◆ **Materials provided**:
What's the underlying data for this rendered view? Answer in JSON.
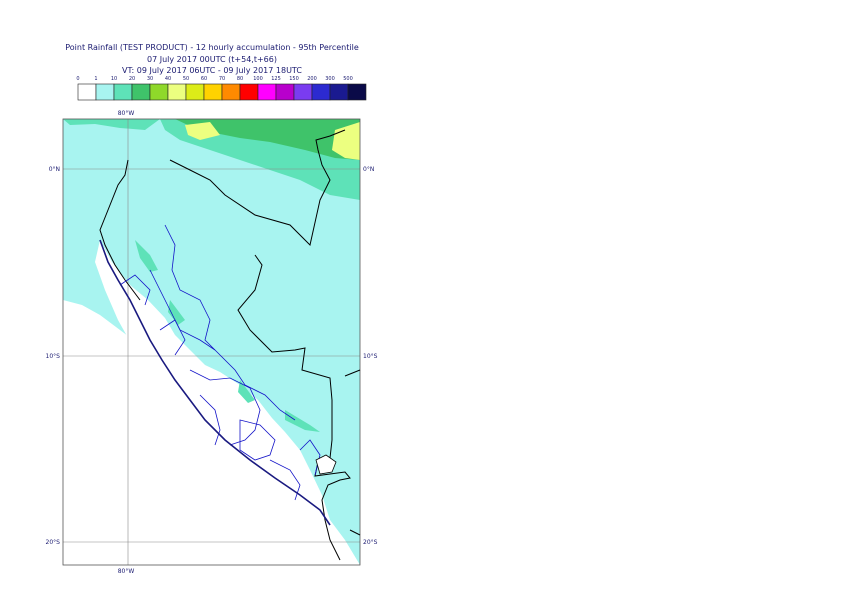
{
  "title": {
    "line1": "Point Rainfall (TEST PRODUCT) - 12 hourly accumulation - 95th Percentile",
    "line2": "07 July 2017 00UTC (t+54,t+66)",
    "line3": "VT: 09 July 2017 06UTC - 09 July 2017 18UTC"
  },
  "legend": {
    "thresholds": [
      "0",
      "1",
      "10",
      "20",
      "30",
      "40",
      "50",
      "60",
      "70",
      "80",
      "100",
      "125",
      "150",
      "200",
      "300",
      "500"
    ],
    "colors": [
      "#ffffff",
      "#a8f4f0",
      "#5ee2b8",
      "#3fc36a",
      "#8fd82a",
      "#ecff80",
      "#dcec18",
      "#ffd200",
      "#ff8a00",
      "#ff0000",
      "#ff00ff",
      "#b800cc",
      "#7a3cf0",
      "#2c2ad0",
      "#1a1a90",
      "#0a0a48"
    ]
  },
  "map": {
    "lat_labels": [
      "0°N",
      "10°S",
      "20°S"
    ],
    "lon_labels": [
      "80°W",
      "80°W"
    ],
    "colors": {
      "background_rain": "#a8f4f0",
      "moderate_rain": "#5ee2b8",
      "heavier_rain": "#3fc36a",
      "light_yellow": "#ecff80",
      "dry_land": "#ffffff",
      "country_border": "#000000",
      "admin_border": "#0000cc",
      "graticule": "#8a8a8a",
      "coastline": "#1a1a80"
    }
  }
}
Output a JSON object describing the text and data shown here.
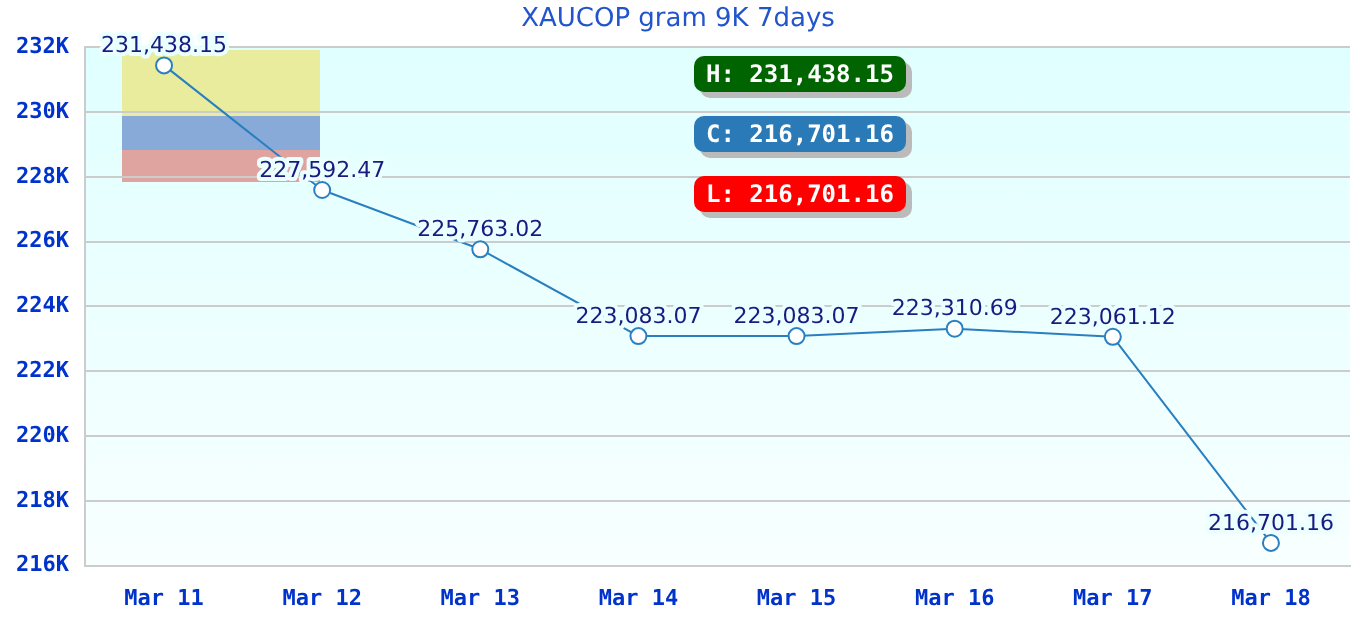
{
  "chart_data": {
    "type": "line",
    "title": "XAUCOP gram 9K 7days",
    "categories": [
      "Mar 11",
      "Mar 12",
      "Mar 13",
      "Mar 14",
      "Mar 15",
      "Mar 16",
      "Mar 17",
      "Mar 18"
    ],
    "series": [
      {
        "color": "#2a7fc0",
        "values": [
          231438.15,
          227592.47,
          225763.02,
          223083.07,
          223083.07,
          223310.69,
          223061.12,
          216701.16
        ],
        "value_labels": [
          "231,438.15",
          "227,592.47",
          "225,763.02",
          "223,083.07",
          "223,083.07",
          "223,310.69",
          "223,061.12",
          "216,701.16"
        ]
      }
    ],
    "ylim": [
      216000,
      232000
    ],
    "yticks": [
      {
        "value": 216000,
        "label": "216K"
      },
      {
        "value": 218000,
        "label": "218K"
      },
      {
        "value": 220000,
        "label": "220K"
      },
      {
        "value": 222000,
        "label": "222K"
      },
      {
        "value": 224000,
        "label": "224K"
      },
      {
        "value": 226000,
        "label": "226K"
      },
      {
        "value": 228000,
        "label": "228K"
      },
      {
        "value": 230000,
        "label": "230K"
      },
      {
        "value": 232000,
        "label": "232K"
      }
    ],
    "grid": "y",
    "legend": false,
    "marker": "circle",
    "line_style": "solid",
    "annotations": [
      "H: 231,438.15",
      "C: 216,701.16",
      "L: 216,701.16"
    ]
  }
}
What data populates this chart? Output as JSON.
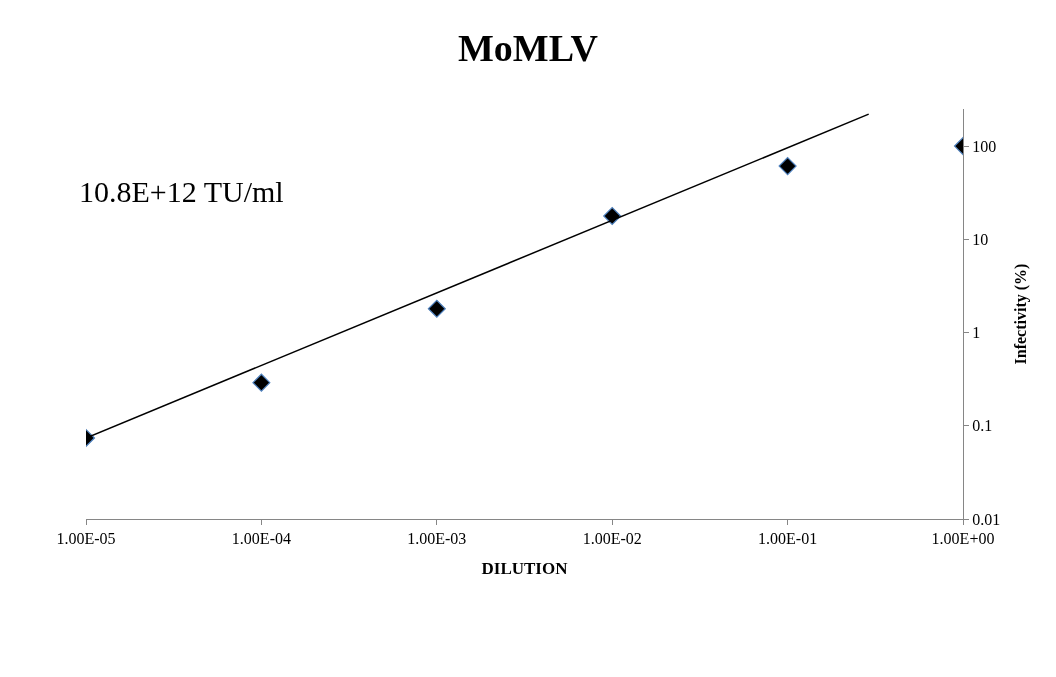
{
  "chart_data": {
    "type": "scatter",
    "title": "MoMLV",
    "xlabel": "DILUTION",
    "ylabel": "Infectivity (%)",
    "log": "xy",
    "grid": false,
    "annotations": [
      "10.8E+12 TU/ml"
    ],
    "series": [
      {
        "marker": "diamond",
        "color": "#000000",
        "x": [
          1e-05,
          0.0001,
          0.001,
          0.01,
          0.1,
          1
        ],
        "values": [
          0.074,
          0.29,
          1.8,
          17.8,
          61,
          100
        ]
      },
      {
        "type": "line",
        "marker": "none",
        "color": "#000000",
        "x": [
          1e-05,
          0.29
        ],
        "values": [
          0.074,
          220
        ]
      }
    ],
    "xlim": [
      1e-05,
      1
    ],
    "xticks": [
      {
        "value": 1e-05,
        "label": "1.00E-05"
      },
      {
        "value": 0.0001,
        "label": "1.00E-04"
      },
      {
        "value": 0.001,
        "label": "1.00E-03"
      },
      {
        "value": 0.01,
        "label": "1.00E-02"
      },
      {
        "value": 0.1,
        "label": "1.00E-01"
      },
      {
        "value": 1,
        "label": "1.00E+00"
      }
    ],
    "ylim": [
      0.01,
      250
    ],
    "yticks": [
      0.01,
      0.1,
      1,
      10,
      100
    ]
  }
}
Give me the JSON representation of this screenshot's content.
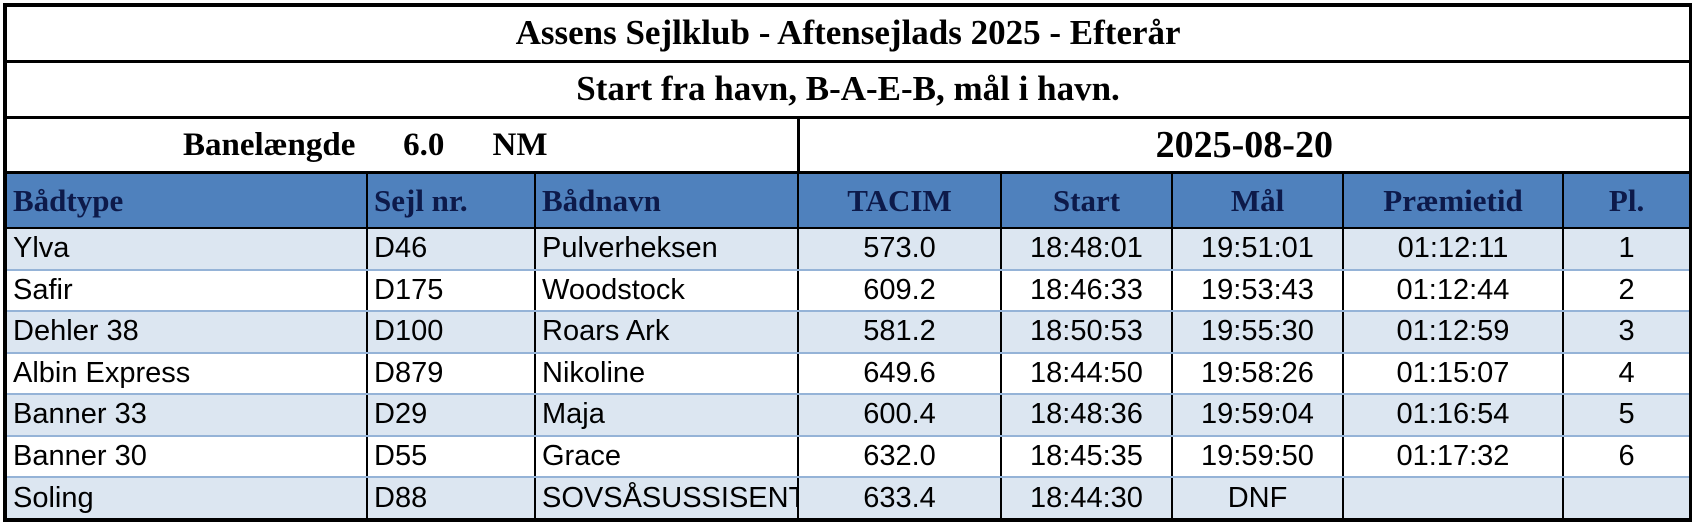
{
  "title": "Assens Sejlklub - Aftensejlads 2025 - Efterår",
  "subtitle": "Start fra havn, B-A-E-B, mål i havn.",
  "info": {
    "label": "Banelængde",
    "length": "6.0",
    "unit": "NM",
    "date": "2025-08-20"
  },
  "table": {
    "headers": [
      "Bådtype",
      "Sejl nr.",
      "Bådnavn",
      "TACIM",
      "Start",
      "Mål",
      "Præmietid",
      "Pl."
    ],
    "rows": [
      [
        "Ylva",
        "D46",
        "Pulverheksen",
        "573.0",
        "18:48:01",
        "19:51:01",
        "01:12:11",
        "1"
      ],
      [
        "Safir",
        "D175",
        "Woodstock",
        "609.2",
        "18:46:33",
        "19:53:43",
        "01:12:44",
        "2"
      ],
      [
        "Dehler 38",
        "D100",
        "Roars Ark",
        "581.2",
        "18:50:53",
        "19:55:30",
        "01:12:59",
        "3"
      ],
      [
        "Albin Express",
        "D879",
        "Nikoline",
        "649.6",
        "18:44:50",
        "19:58:26",
        "01:15:07",
        "4"
      ],
      [
        "Banner 33",
        "D29",
        "Maja",
        "600.4",
        "18:48:36",
        "19:59:04",
        "01:16:54",
        "5"
      ],
      [
        "Banner 30",
        "D55",
        "Grace",
        "632.0",
        "18:45:35",
        "19:59:50",
        "01:17:32",
        "6"
      ],
      [
        "Soling",
        "D88",
        "SOVSÅSUSSISENT",
        "633.4",
        "18:44:30",
        "DNF",
        null,
        null
      ]
    ]
  }
}
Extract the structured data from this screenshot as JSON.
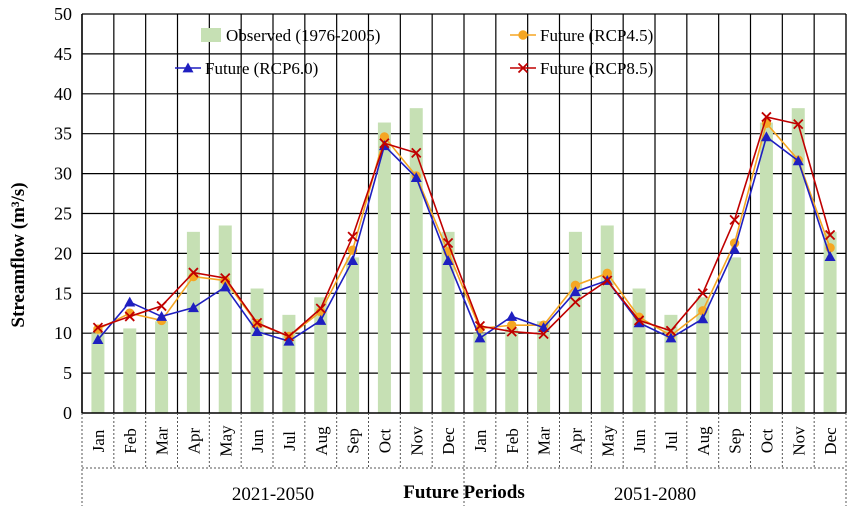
{
  "chart_data": {
    "type": "bar+line",
    "ylabel": "Streamflow (m³/s)",
    "xlabel": "Future Periods",
    "ylim": [
      0,
      50
    ],
    "yticks": [
      0,
      5,
      10,
      15,
      20,
      25,
      30,
      35,
      40,
      45,
      50
    ],
    "grid": true,
    "legend_position": "top",
    "periods": [
      "2021-2050",
      "2051-2080"
    ],
    "months": [
      "Jan",
      "Feb",
      "Mar",
      "Apr",
      "May",
      "Jun",
      "Jul",
      "Aug",
      "Sep",
      "Oct",
      "Nov",
      "Dec"
    ],
    "observed": {
      "name": "Observed (1976-2005)",
      "color": "#c6e0b4",
      "values": [
        10.0,
        10.6,
        11.5,
        22.7,
        23.5,
        15.6,
        12.3,
        14.5,
        19.5,
        36.4,
        38.2,
        22.7
      ]
    },
    "series": [
      {
        "name": "Future (RCP4.5)",
        "color": "#f5a623",
        "marker": "circle",
        "values_2021_2050": [
          10.5,
          12.5,
          11.6,
          17.1,
          16.6,
          11.2,
          9.6,
          12.7,
          20.4,
          34.6,
          29.7,
          20.2
        ],
        "values_2051_2080": [
          10.6,
          11.0,
          11.0,
          16.0,
          17.5,
          12.0,
          9.7,
          12.8,
          21.3,
          36.3,
          31.7,
          20.7
        ]
      },
      {
        "name": "Future (RCP6.0)",
        "color": "#1f1fc0",
        "marker": "triangle",
        "values_2021_2050": [
          9.2,
          13.9,
          12.1,
          13.2,
          15.8,
          10.2,
          9.0,
          11.6,
          19.1,
          33.5,
          29.5,
          19.1
        ],
        "values_2051_2080": [
          9.4,
          12.1,
          10.7,
          15.2,
          16.6,
          11.3,
          9.4,
          11.8,
          20.5,
          34.6,
          31.6,
          19.6
        ]
      },
      {
        "name": "Future (RCP8.5)",
        "color": "#c00000",
        "marker": "x",
        "values_2021_2050": [
          10.7,
          12.1,
          13.4,
          17.6,
          16.9,
          11.3,
          9.6,
          13.1,
          22.1,
          33.8,
          32.6,
          21.3
        ],
        "values_2051_2080": [
          10.9,
          10.2,
          9.9,
          13.9,
          16.6,
          11.6,
          10.3,
          15.0,
          24.2,
          37.1,
          36.2,
          22.3
        ]
      }
    ]
  }
}
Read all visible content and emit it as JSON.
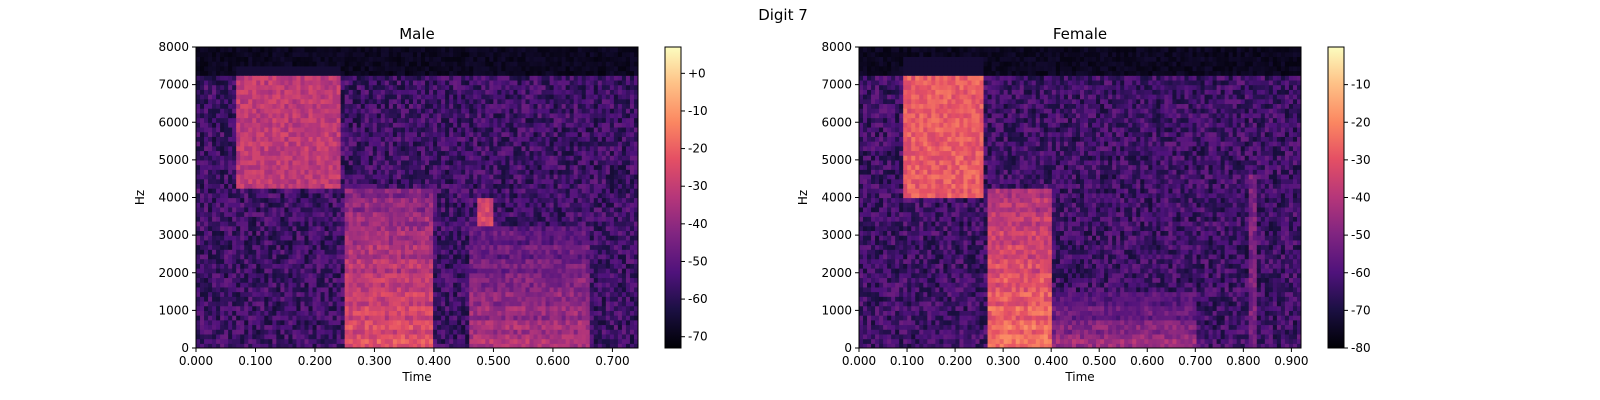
{
  "figure_title": "Digit 7",
  "chart_data": [
    {
      "type": "heatmap",
      "title": "Male",
      "xlabel": "Time",
      "ylabel": "Hz",
      "xlim": [
        0,
        0.743
      ],
      "ylim": [
        0,
        8000
      ],
      "x_ticks": [
        "0.000",
        "0.100",
        "0.200",
        "0.300",
        "0.400",
        "0.500",
        "0.600",
        "0.700"
      ],
      "x_tick_values": [
        0.0,
        0.1,
        0.2,
        0.3,
        0.4,
        0.5,
        0.6,
        0.7
      ],
      "y_ticks": [
        "0",
        "1000",
        "2000",
        "3000",
        "4000",
        "5000",
        "6000",
        "7000",
        "8000"
      ],
      "y_tick_values": [
        0,
        1000,
        2000,
        3000,
        4000,
        5000,
        6000,
        7000,
        8000
      ],
      "colorbar": {
        "colormap": "magma",
        "range": [
          -73,
          7
        ],
        "ticks": [
          "+0",
          "-10",
          "-20",
          "-30",
          "-40",
          "-50",
          "-60",
          "-70"
        ],
        "tick_values": [
          0,
          -10,
          -20,
          -30,
          -40,
          -50,
          -60,
          -70
        ]
      },
      "silence_above_hz": 7300,
      "regions": [
        {
          "t0": 0.07,
          "t1": 0.24,
          "f0": 4300,
          "f1": 7500,
          "level": -25,
          "kind": "fricative"
        },
        {
          "t0": 0.25,
          "t1": 0.4,
          "f0": 0,
          "f1": 4200,
          "level": -15,
          "kind": "voiced"
        },
        {
          "t0": 0.46,
          "t1": 0.66,
          "f0": 0,
          "f1": 3200,
          "level": -25,
          "kind": "voiced"
        },
        {
          "t0": 0.47,
          "t1": 0.5,
          "f0": 3200,
          "f1": 4000,
          "level": -20,
          "kind": "burst"
        }
      ]
    },
    {
      "type": "heatmap",
      "title": "Female",
      "xlabel": "Time",
      "ylabel": "Hz",
      "xlim": [
        0,
        0.92
      ],
      "ylim": [
        0,
        8000
      ],
      "x_ticks": [
        "0.000",
        "0.100",
        "0.200",
        "0.300",
        "0.400",
        "0.500",
        "0.600",
        "0.700",
        "0.800",
        "0.900"
      ],
      "x_tick_values": [
        0.0,
        0.1,
        0.2,
        0.3,
        0.4,
        0.5,
        0.6,
        0.7,
        0.8,
        0.9
      ],
      "y_ticks": [
        "0",
        "1000",
        "2000",
        "3000",
        "4000",
        "5000",
        "6000",
        "7000",
        "8000"
      ],
      "y_tick_values": [
        0,
        1000,
        2000,
        3000,
        4000,
        5000,
        6000,
        7000,
        8000
      ],
      "colorbar": {
        "colormap": "magma",
        "range": [
          -80,
          0
        ],
        "ticks": [
          "-10",
          "-20",
          "-30",
          "-40",
          "-50",
          "-60",
          "-70",
          "-80"
        ],
        "tick_values": [
          -10,
          -20,
          -30,
          -40,
          -50,
          -60,
          -70,
          -80
        ]
      },
      "silence_above_hz": 7300,
      "regions": [
        {
          "t0": 0.09,
          "t1": 0.26,
          "f0": 4000,
          "f1": 7700,
          "level": -22,
          "kind": "fricative"
        },
        {
          "t0": 0.27,
          "t1": 0.4,
          "f0": 0,
          "f1": 4300,
          "level": -15,
          "kind": "voiced"
        },
        {
          "t0": 0.4,
          "t1": 0.7,
          "f0": 0,
          "f1": 1500,
          "level": -35,
          "kind": "voiced"
        },
        {
          "t0": 0.81,
          "t1": 0.83,
          "f0": 0,
          "f1": 4600,
          "level": -45,
          "kind": "burst"
        }
      ]
    }
  ]
}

◆ **Goal**: The word "Output" may appear on some lines of these records; state how many such lines there are, and nothing else.

◆ **Solution to this task**: 2